* _PROBLEM_: From the line containing "Parse this screenshot: output" down to the last line, set down each line exactly as it is, and nothing more. Leave the pictures out.

═════ DATA FOR PROCESSING ═════

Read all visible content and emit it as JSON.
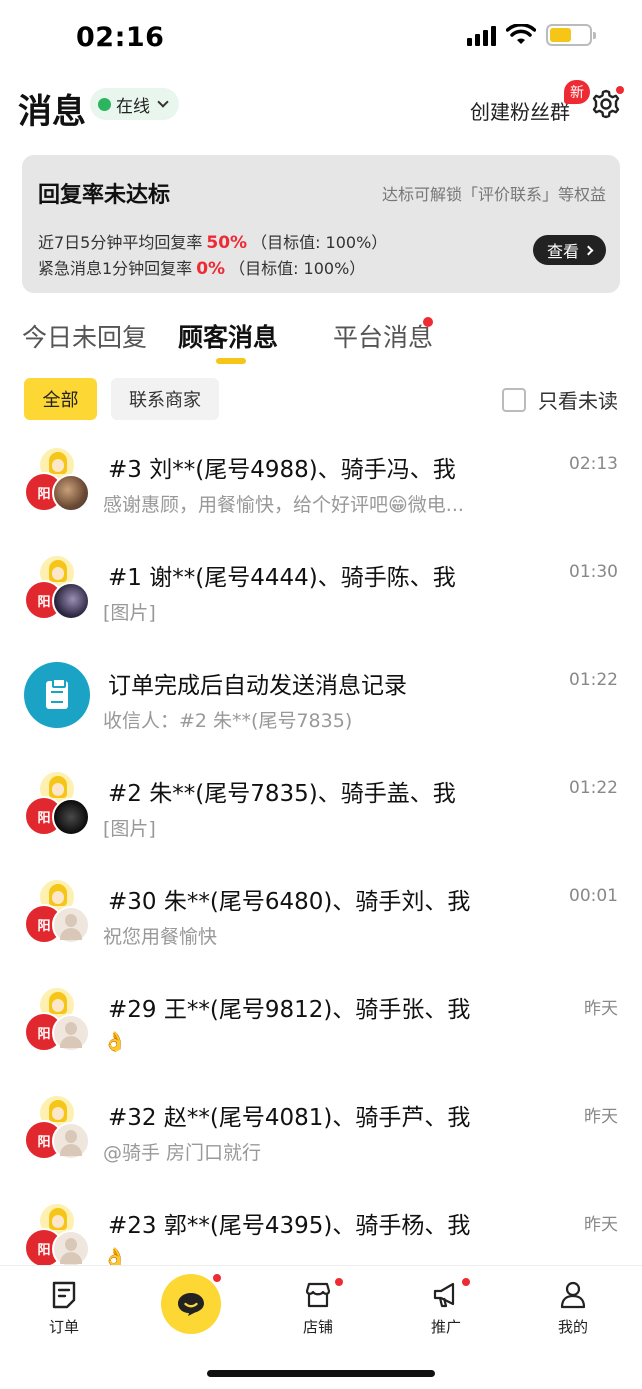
{
  "status_bar": {
    "time": "02:16"
  },
  "header": {
    "title": "消息",
    "online_status": "在线",
    "create_group": "创建粉丝群",
    "new_badge": "新"
  },
  "rate_card": {
    "title": "回复率未达标",
    "hint": "达标可解锁「评价联系」等权益",
    "line1_label": "近7日5分钟平均回复率",
    "line1_value": "50%",
    "line1_target": "（目标值: 100%）",
    "line2_label": "紧急消息1分钟回复率",
    "line2_value": "0%",
    "line2_target": "（目标值: 100%）",
    "view_button": "查看"
  },
  "tabs": [
    {
      "label": "今日未回复"
    },
    {
      "label": "顾客消息"
    },
    {
      "label": "平台消息"
    }
  ],
  "filters": {
    "all": "全部",
    "contact_merchant": "联系商家",
    "unread_only": "只看未读"
  },
  "messages": [
    {
      "title": "#3 刘**(尾号4988)、骑手冯、我",
      "time": "02:13",
      "preview": "感谢惠顾，用餐愉快，给个好评吧😁微电..."
    },
    {
      "title": "#1 谢**(尾号4444)、骑手陈、我",
      "time": "01:30",
      "preview": "[图片]"
    },
    {
      "title": "订单完成后自动发送消息记录",
      "time": "01:22",
      "preview": "收信人：#2 朱**(尾号7835)"
    },
    {
      "title": "#2 朱**(尾号7835)、骑手盖、我",
      "time": "01:22",
      "preview": "[图片]"
    },
    {
      "title": "#30 朱**(尾号6480)、骑手刘、我",
      "time": "00:01",
      "preview": "祝您用餐愉快"
    },
    {
      "title": "#29 王**(尾号9812)、骑手张、我",
      "time": "昨天",
      "preview": "👌"
    },
    {
      "title": "#32 赵**(尾号4081)、骑手芦、我",
      "time": "昨天",
      "preview": "@骑手 房门口就行"
    },
    {
      "title": "#23 郭**(尾号4395)、骑手杨、我",
      "time": "昨天",
      "preview": "👌"
    }
  ],
  "bottom_nav": [
    {
      "label": "订单"
    },
    {
      "label": ""
    },
    {
      "label": "店铺"
    },
    {
      "label": "推广"
    },
    {
      "label": "我的"
    }
  ],
  "colors": {
    "accent": "#fdd835",
    "alert": "#ee2a33",
    "online": "#2bb55e"
  }
}
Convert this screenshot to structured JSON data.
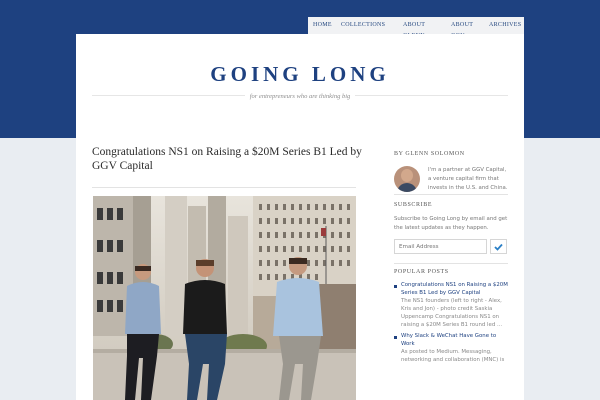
{
  "nav": {
    "items": [
      {
        "label": "HOME"
      },
      {
        "label": "COLLECTIONS"
      },
      {
        "label": "ABOUT GLENN"
      },
      {
        "label": "ABOUT GGV"
      },
      {
        "label": "ARCHIVES"
      }
    ]
  },
  "header": {
    "site_title": "GOING LONG",
    "tagline": "for entrepreneurs who are thinking big"
  },
  "post": {
    "title": "Congratulations NS1 on Raising a $20M Series B1 Led by GGV Capital"
  },
  "sidebar": {
    "author_heading": "BY GLENN SOLOMON",
    "bio": "I'm a partner at GGV Capital, a venture capital firm that invests in the U.S. and China.",
    "social_icons": [
      "twitter-icon",
      "linkedin-icon"
    ],
    "subscribe_heading": "SUBSCRIBE",
    "subscribe_text": "Subscribe to Going Long by email and get the latest updates as they happen.",
    "email_placeholder": "Email Address",
    "popular_heading": "POPULAR POSTS",
    "popular": [
      {
        "title": "Congratulations NS1 on Raising a $20M Series B1 Led by GGV Capital",
        "excerpt": "The NS1 founders (left to right - Alex, Kris and Jon) - photo credit Saskia Uppencamp Congratulations NS1 on raising a $20M Series B1 round led ..."
      },
      {
        "title": "Why Slack & WeChat Have Gone to Work",
        "excerpt": "As posted to Medium. Messaging, networking and collaboration (MNC) is"
      }
    ]
  },
  "colors": {
    "brand_blue": "#1e4180",
    "band": "#1e4180",
    "nav_bg": "#f1f2f4",
    "check_button": "#2a7fc6"
  }
}
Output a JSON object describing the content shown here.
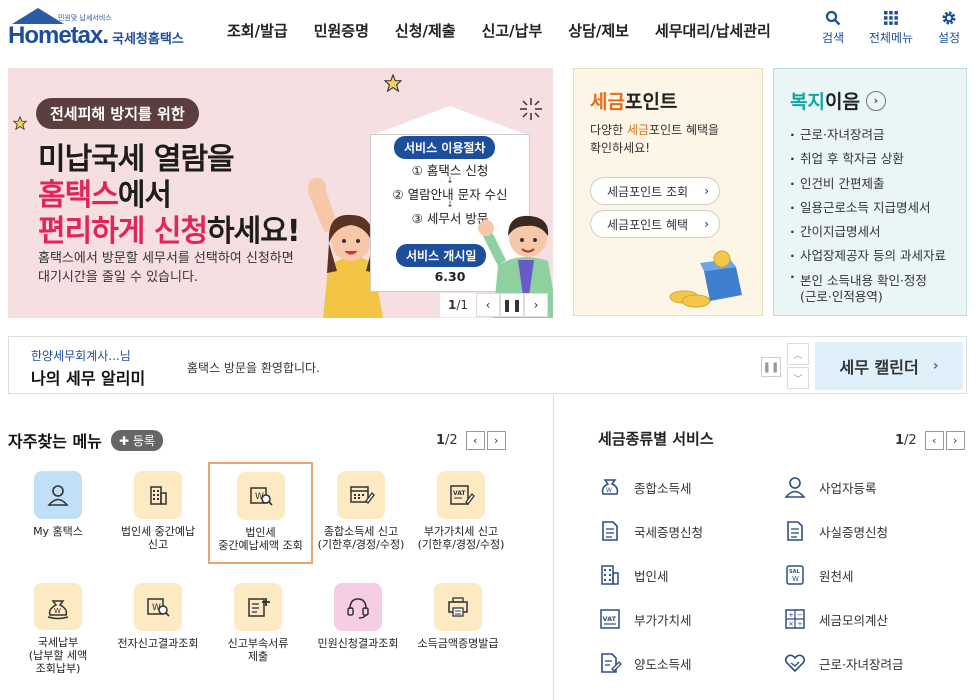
{
  "header": {
    "logo_sub": "민원맞 납세서비스",
    "logo_text": "Hometax.",
    "logo_kr": "국세청홈택스",
    "gnb": [
      "조회/발급",
      "민원증명",
      "신청/제출",
      "신고/납부",
      "상담/제보",
      "세무대리/납세관리"
    ],
    "util": {
      "search": "검색",
      "menu": "전체메뉴",
      "settings": "설정"
    }
  },
  "banner": {
    "tag": "전세피해 방지를 위한",
    "line1": "미납국세 열람을",
    "line2_pink": "홈택스",
    "line2_rest": "에서",
    "line3_pink": "편리하게 신청",
    "line3_rest": "하세요!",
    "desc1": "홈택스에서 방문할 세무서를 선택하여 신청하면",
    "desc2": "대기시간을 줄일 수 있습니다.",
    "procedure_label": "서비스 이용절차",
    "steps": [
      "① 홈택스 신청",
      "② 열람안내 문자 수신",
      "③ 세무서 방문"
    ],
    "start_label": "서비스 개시일",
    "start_date": "6.30",
    "page_current": "1",
    "page_total": "/1"
  },
  "point": {
    "title_orange": "세금",
    "title_rest": "포인트",
    "desc1_pre": "다양한 ",
    "desc1_orange": "세금",
    "desc1_post": "포인트 혜택을",
    "desc2": "확인하세요!",
    "btn1": "세금포인트 조회",
    "btn2": "세금포인트 혜택"
  },
  "welfare": {
    "title_teal": "복지",
    "title_rest": "이음",
    "items": [
      "근로·자녀장려금",
      "취업 후 학자금 상환",
      "인건비 간편제출",
      "일용근로소득 지급명세서",
      "간이지급명세서",
      "사업장제공자 등의 과세자료"
    ],
    "last_item_1": "본인 소득내용 확인·정정",
    "last_item_2": "(근로·인적용역)"
  },
  "notice": {
    "user": "한양세무회계사...님",
    "title": "나의 세무 알리미",
    "message": "홈택스 방문을 환영합니다.",
    "calendar": "세무 캘린더"
  },
  "frequent": {
    "title": "자주찾는 메뉴",
    "register": "등록",
    "page_current": "1",
    "page_total": "/2",
    "tiles": [
      {
        "label": "My 홈택스"
      },
      {
        "label": "법인세 중간예납\n신고"
      },
      {
        "label": "법인세\n중간예납세액 조회"
      },
      {
        "label": "종합소득세 신고\n(기한후/경정/수정)"
      },
      {
        "label": "부가가치세 신고\n(기한후/경정/수정)"
      },
      {
        "label": "국세납부\n(납부할 세액\n조회납부)"
      },
      {
        "label": "전자신고결과조회"
      },
      {
        "label": "신고부속서류\n제출"
      },
      {
        "label": "민원신청결과조회"
      },
      {
        "label": "소득금액증명발급"
      }
    ]
  },
  "tax_services": {
    "title": "세금종류별 서비스",
    "page_current": "1",
    "page_total": "/2",
    "items": [
      "종합소득세",
      "사업자등록",
      "국세증명신청",
      "사실증명신청",
      "법인세",
      "원천세",
      "부가가치세",
      "세금모의계산",
      "양도소득세",
      "근로·자녀장려금"
    ]
  },
  "colors": {
    "brand": "#1d4e9b",
    "accent_pink": "#e2245b",
    "accent_orange": "#e86b17",
    "accent_teal": "#11a6a0"
  }
}
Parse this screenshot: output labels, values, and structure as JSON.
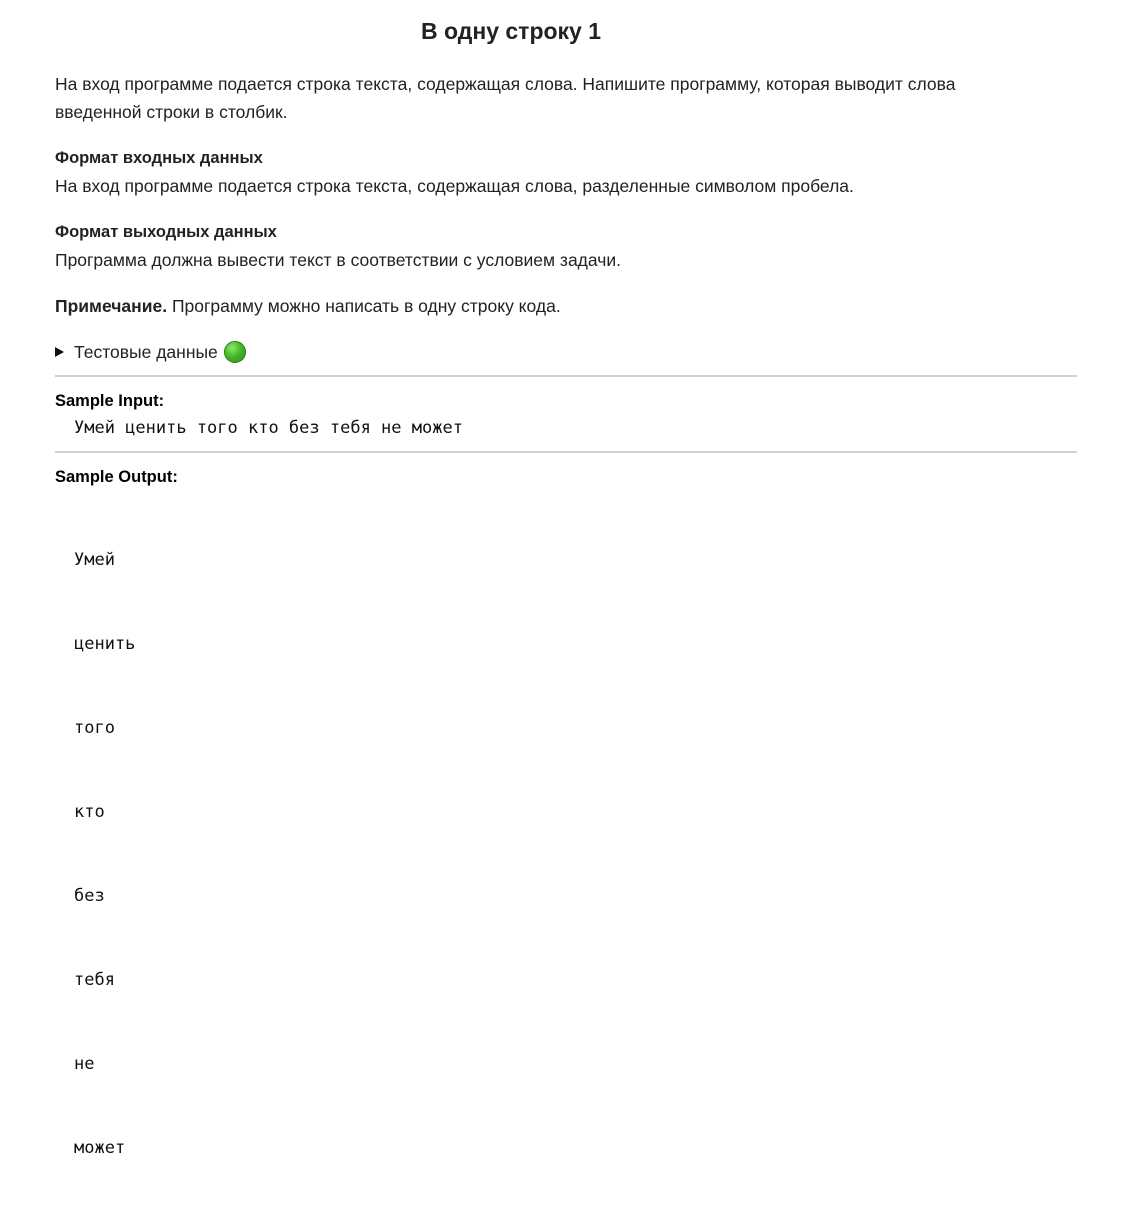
{
  "title": "В одну строку 1",
  "description": "На вход программе подается строка текста, содержащая слова. Напишите программу, которая выводит слова введенной строки в столбик.",
  "input_format": {
    "heading": "Формат входных данных",
    "text": "На вход программе подается строка текста, содержащая слова, разделенные символом пробела."
  },
  "output_format": {
    "heading": "Формат выходных данных",
    "text": "Программа должна вывести текст в соответствии с условием задачи."
  },
  "note": {
    "label": "Примечание.",
    "text": " Программу можно написать в одну строку кода."
  },
  "test_data": {
    "label": "Тестовые данные",
    "status_icon": "green-circle-icon",
    "status_color": "#46b827"
  },
  "sample_input": {
    "label": "Sample Input:",
    "value": "Умей ценить того кто без тебя не может"
  },
  "sample_output": {
    "label": "Sample Output:",
    "lines": [
      "Умей",
      "ценить",
      "того",
      "кто",
      "без",
      "тебя",
      "не",
      "может"
    ]
  }
}
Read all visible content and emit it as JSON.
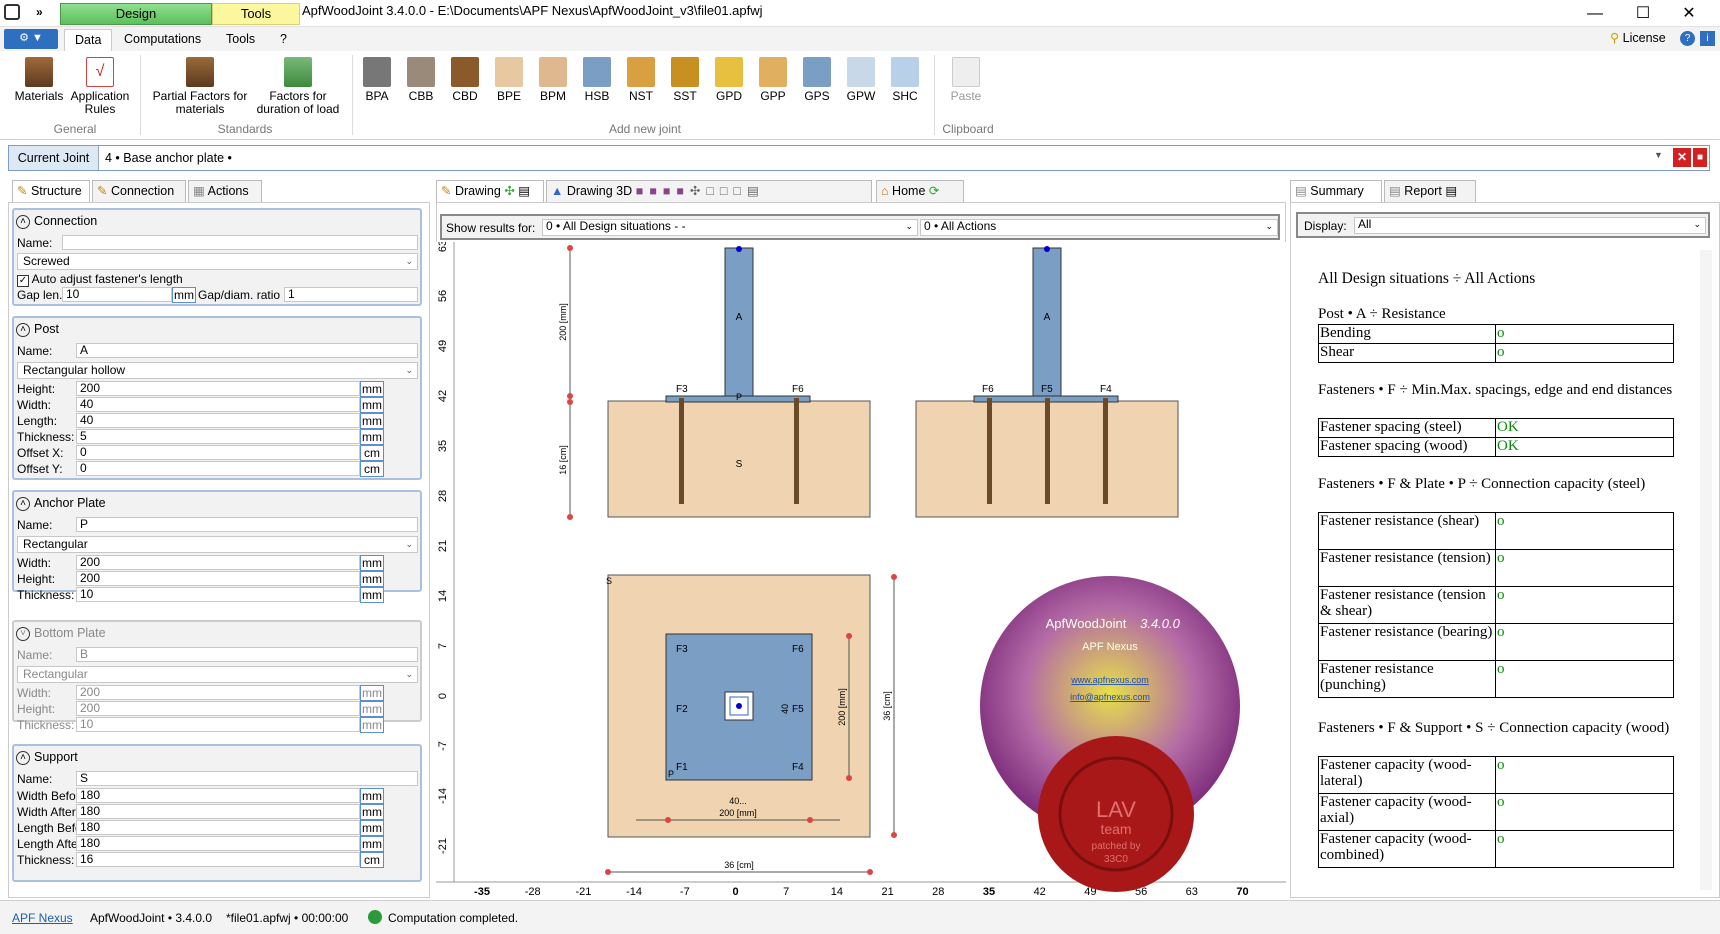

═════

* _SOLUTION FOR THIS TASK_:
Parse this screenshot: output labels, values, and structure as JSON.
{
  "title": "В одну строку 1",
  "description": "На вход программе подается строка текста, содержащая слова. Напишите программу, которая выводит слова введенной строки в столбик.",
  "input_format": {
    "heading": "Формат входных данных",
    "text": "На вход программе подается строка текста, содержащая слова, разделенные символом пробела."
  },
  "output_format": {
    "heading": "Формат выходных данных",
    "text": "Программа должна вывести текст в соответствии с условием задачи."
  },
  "note": {
    "label": "Примечание.",
    "text": " Программу можно написать в одну строку кода."
  },
  "test_data": {
    "label": "Тестовые данные",
    "status_icon": "green-circle-icon",
    "status_color": "#46b827"
  },
  "sample_input": {
    "label": "Sample Input:",
    "value": "Умей ценить того кто без тебя не может"
  },
  "sample_output": {
    "label": "Sample Output:",
    "lines": [
      "Умей",
      "ценить",
      "того",
      "кто",
      "без",
      "тебя",
      "не",
      "может"
    ]
  }
}
Read all visible content and emit it as JSON.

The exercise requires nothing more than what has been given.